INSTRUÇÕES DA TAREFA
Prolongue o texto sobre a instabilidade política e as agências de notação em Portugal, começando logo após a última frase apresentada.

DOCUMENTO DE ORIGEM
---

Uma situação que, no seu entender, é agravada com os desafios económicos que começam a aparecer, como os constrangimentos nas cadeias de fornecimento que «continuam a ser vistos como eventos de risco e que podem comprometer a recuperação económica».
Mas apesar de Henrique Tomé garantir que a curto prazo não existir risco das agências de notação olharem para Portugal de lado, reconhece que «se esta situação se prolongar por demasiado tempo as agências de notação, bem como os investidores poderão começar a olhar para Portugal com outros olhos», afirma ao Nascer do SOL.
E vai mais longe: «Embora o país esteja abrangido pelos fundos europeus – a chamada bazuca europeia – , a falta de consenso político poderá trazer consequências económicas numa altura em que é necessário apresentar rapidamente soluções económicas para que seja estimulada ainda mais a economia nacional, que continua a apresentar um fraco crescimento quando comparamos com outros países europeus».
Também Mário Martins, analista da ActivTrades, apesar de admitir que ainda é cedo para alterações no rating atribuído acredita que «é de esperar o posicionamento do outlook para negativo, enquanto não existe uma definição sobre a situação política nacional». Ainda assim, lembra que, sendo o Orçamento a principal montra de credibilidade para os investidores, «é inevitável uma ligeira penalização, mas que será em grande parte compensada com a intervenção do Banco de Portugal na aquisição de dívida, como tem acontecido».
César das Neves garante que ainda é cedo para falar disso, mas reconhece que Portugal não está longe de enfrentar riscos. «Certamente que as agências de rating irão esperar que a situação política fique mais clara. Mas se e quando reagirem, serão contundentes».
O que poderá piorar?
Apesar do economista garantir que o tempo atual é de grande instabilidade política em todo o lado e, como tal, as nossas dificuldades não se destacam, lembra que tendo em conta «as nossas antigas emergências, esta ‘surpresa’ súbita e desagradável só irá confirmar a ideia de que não somos um país de confiança. Tudo depende sobretudo da capacidade de encontrar uma solução governativa estável rapidamente».
Já para o analista da XTB, o pior cenário seria a atual situação comprometer a captação de investimento estrangeiro, no entanto, reconhece que a instabilidade política também prejudica a imagem do país, sobretudo para os investidores. «Mas é importante notar que já estamos a pagar pela atual situação, os juros da dívida soberana a 10 anos continuam a aumentar a um ritmo preocupante. Numa altura em que o país nunca esteve tão endividado e essa dívida está-se a tornar ainda mais cara».

---

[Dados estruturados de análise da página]
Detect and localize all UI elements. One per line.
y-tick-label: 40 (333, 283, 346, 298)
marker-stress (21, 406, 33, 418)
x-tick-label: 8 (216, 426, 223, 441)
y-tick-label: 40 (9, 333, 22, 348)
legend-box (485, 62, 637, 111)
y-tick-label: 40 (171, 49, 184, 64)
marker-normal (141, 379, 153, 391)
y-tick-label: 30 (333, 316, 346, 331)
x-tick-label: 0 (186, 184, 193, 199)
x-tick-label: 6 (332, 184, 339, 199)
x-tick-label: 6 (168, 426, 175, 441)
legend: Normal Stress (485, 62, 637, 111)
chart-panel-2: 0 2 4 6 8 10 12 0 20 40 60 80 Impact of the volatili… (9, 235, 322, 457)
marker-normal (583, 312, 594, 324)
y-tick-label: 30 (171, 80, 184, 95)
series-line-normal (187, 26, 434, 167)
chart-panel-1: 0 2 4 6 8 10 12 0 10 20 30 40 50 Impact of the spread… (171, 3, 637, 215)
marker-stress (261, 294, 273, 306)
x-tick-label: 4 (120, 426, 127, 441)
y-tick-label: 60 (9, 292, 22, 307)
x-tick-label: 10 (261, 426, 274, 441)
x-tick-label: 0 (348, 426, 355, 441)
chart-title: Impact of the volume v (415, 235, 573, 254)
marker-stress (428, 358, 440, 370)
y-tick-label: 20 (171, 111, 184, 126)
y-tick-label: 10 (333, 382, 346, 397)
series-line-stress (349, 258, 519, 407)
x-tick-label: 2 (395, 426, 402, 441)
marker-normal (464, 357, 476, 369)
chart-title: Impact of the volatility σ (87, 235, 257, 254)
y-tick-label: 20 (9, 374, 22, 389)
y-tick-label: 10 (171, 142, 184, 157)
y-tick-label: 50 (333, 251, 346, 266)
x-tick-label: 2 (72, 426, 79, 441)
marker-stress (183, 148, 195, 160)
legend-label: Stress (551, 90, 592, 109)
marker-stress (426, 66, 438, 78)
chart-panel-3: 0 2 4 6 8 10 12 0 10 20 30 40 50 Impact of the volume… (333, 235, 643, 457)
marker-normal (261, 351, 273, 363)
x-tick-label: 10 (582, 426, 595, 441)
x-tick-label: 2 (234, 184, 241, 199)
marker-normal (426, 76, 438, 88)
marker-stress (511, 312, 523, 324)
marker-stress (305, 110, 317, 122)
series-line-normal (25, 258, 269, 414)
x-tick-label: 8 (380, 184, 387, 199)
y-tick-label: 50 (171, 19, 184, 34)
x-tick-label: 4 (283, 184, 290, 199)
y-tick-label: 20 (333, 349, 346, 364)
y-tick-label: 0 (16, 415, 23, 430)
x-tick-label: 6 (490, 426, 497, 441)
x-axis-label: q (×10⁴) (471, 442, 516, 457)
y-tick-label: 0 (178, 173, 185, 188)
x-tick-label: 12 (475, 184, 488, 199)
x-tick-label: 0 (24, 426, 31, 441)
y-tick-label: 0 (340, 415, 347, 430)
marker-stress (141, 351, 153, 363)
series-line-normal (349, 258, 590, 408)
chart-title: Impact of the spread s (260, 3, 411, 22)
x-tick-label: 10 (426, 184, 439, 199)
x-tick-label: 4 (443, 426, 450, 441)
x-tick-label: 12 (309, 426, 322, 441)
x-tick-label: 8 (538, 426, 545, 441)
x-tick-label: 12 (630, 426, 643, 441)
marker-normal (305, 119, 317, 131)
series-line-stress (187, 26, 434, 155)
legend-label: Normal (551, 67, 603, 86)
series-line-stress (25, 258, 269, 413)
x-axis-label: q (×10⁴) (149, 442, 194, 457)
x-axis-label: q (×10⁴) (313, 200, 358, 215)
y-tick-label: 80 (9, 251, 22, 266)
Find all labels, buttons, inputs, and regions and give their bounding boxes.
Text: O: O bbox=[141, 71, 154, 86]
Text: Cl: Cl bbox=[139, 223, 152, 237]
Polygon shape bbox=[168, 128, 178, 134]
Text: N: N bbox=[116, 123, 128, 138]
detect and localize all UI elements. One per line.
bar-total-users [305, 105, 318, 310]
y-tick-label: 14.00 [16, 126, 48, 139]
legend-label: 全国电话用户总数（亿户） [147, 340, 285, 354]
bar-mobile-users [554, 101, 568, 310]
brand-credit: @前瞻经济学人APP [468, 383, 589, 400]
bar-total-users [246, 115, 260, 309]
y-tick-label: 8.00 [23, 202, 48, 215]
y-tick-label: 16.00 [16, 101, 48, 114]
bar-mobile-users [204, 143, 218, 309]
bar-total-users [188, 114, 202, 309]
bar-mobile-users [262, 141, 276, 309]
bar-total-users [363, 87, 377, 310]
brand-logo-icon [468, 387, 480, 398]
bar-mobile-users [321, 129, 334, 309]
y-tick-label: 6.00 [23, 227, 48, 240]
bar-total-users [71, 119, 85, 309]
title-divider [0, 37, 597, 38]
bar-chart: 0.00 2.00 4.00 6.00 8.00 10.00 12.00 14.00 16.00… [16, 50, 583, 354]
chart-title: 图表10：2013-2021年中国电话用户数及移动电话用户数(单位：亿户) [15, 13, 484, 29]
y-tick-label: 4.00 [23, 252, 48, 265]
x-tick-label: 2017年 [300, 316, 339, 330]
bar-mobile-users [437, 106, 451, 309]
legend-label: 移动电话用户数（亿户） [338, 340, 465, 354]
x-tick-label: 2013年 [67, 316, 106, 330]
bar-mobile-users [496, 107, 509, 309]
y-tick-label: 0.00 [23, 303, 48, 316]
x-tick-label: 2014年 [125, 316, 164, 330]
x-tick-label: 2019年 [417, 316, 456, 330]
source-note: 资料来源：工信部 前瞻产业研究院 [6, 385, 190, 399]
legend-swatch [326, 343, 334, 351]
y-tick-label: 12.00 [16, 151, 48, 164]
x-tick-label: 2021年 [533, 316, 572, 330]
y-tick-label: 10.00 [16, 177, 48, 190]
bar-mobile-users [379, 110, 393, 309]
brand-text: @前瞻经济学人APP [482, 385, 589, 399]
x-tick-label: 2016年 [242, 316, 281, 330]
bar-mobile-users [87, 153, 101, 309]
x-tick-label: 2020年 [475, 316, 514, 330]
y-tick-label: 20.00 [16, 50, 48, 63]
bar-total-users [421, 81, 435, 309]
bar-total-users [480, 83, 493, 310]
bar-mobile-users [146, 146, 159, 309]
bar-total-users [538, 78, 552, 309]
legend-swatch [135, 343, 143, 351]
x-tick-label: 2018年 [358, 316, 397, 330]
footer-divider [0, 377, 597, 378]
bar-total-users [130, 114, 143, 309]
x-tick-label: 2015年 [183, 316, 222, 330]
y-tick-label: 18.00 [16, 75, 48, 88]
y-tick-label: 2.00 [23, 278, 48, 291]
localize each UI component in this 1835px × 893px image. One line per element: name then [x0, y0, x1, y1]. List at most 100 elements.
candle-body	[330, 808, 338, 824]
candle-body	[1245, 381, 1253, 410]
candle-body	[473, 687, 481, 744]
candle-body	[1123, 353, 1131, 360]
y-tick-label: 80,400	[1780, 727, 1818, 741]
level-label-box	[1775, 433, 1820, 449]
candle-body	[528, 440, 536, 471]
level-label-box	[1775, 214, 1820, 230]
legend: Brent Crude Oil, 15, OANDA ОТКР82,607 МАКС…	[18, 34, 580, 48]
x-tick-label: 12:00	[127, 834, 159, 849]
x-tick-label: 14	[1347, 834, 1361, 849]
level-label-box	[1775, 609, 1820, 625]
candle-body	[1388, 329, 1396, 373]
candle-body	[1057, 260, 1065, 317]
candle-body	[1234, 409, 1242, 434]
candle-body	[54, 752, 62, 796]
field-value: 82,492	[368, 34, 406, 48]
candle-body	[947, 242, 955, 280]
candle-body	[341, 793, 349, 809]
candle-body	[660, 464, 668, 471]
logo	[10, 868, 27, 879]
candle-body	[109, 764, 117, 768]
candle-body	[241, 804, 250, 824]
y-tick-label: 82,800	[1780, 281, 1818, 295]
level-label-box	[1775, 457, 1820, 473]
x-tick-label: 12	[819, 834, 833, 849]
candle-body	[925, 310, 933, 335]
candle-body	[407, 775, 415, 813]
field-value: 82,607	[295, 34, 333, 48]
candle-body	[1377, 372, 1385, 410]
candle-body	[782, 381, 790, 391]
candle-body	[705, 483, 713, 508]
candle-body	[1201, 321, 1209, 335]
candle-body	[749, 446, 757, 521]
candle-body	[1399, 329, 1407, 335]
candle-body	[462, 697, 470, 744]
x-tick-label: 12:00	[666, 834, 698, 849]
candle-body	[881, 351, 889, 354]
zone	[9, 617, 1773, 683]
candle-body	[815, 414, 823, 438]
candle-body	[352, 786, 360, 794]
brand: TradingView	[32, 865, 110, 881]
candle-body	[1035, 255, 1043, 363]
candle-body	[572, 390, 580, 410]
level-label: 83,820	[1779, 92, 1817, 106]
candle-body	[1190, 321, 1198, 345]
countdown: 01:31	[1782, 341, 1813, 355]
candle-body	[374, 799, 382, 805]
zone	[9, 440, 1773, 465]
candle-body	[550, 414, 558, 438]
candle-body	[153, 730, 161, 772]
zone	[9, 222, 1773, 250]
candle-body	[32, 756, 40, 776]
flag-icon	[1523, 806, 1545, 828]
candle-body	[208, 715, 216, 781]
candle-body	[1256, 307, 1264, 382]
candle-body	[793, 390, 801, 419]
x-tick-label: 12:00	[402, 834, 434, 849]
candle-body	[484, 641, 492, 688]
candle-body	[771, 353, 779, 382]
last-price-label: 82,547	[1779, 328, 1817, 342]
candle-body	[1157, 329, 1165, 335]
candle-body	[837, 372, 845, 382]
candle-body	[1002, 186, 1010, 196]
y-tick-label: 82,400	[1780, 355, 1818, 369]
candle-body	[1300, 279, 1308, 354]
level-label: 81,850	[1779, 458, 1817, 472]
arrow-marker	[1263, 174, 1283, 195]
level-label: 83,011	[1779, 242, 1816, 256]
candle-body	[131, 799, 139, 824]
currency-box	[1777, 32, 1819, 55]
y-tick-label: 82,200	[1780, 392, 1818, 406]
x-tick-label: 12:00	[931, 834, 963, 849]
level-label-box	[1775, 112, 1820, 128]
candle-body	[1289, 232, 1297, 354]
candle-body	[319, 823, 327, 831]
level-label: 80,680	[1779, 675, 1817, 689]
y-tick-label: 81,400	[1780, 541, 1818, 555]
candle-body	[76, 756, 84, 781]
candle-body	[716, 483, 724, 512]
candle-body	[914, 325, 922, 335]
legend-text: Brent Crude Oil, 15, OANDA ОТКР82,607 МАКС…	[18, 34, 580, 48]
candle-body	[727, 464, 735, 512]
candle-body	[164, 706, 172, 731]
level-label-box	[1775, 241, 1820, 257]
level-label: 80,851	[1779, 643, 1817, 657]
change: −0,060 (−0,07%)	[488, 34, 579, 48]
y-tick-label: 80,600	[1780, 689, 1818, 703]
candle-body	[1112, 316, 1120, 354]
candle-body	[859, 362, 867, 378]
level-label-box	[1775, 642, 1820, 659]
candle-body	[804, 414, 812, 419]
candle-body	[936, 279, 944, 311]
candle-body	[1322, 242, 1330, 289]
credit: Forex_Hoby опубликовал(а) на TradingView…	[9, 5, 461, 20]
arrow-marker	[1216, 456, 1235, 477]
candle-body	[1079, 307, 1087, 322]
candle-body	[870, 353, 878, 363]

---

RESPOSTA AO EXERCÍCIO
Também Paulo Rosa lembra que a penalização que poderemos ter por parte das agências de rating irá depender do tempo que a situação demorar e dos impactos que a mesma terá na economia.
«A não aprovação do Orçamento pode implicar uma dissolução da Assembleia da República. Sem produção de legislação, vários assuntos e investimentos poderão ficar pendentes. Além de que um Governo em gestão tem os seus poderes limitados, diminuídos, o que poderá colocar em causa vários projetos», refere o economista do Banco Carregosa.
E os alertas do responsável não ficam por aqui. «Menos investimento penalizará o crescimento económico, agravará o rácio da dívida pública e, consequentemente, a imagem e a nossa classificação de crédito se este cenário se prolongar por muito tempo». No entanto, refere que «não é plausível a eleição de um Parlamento, caso o país vá novamente a votos para as legislativas, que coloque em causa o projeto europeu e os compromissos que o país tem junto dos parceiros europeus».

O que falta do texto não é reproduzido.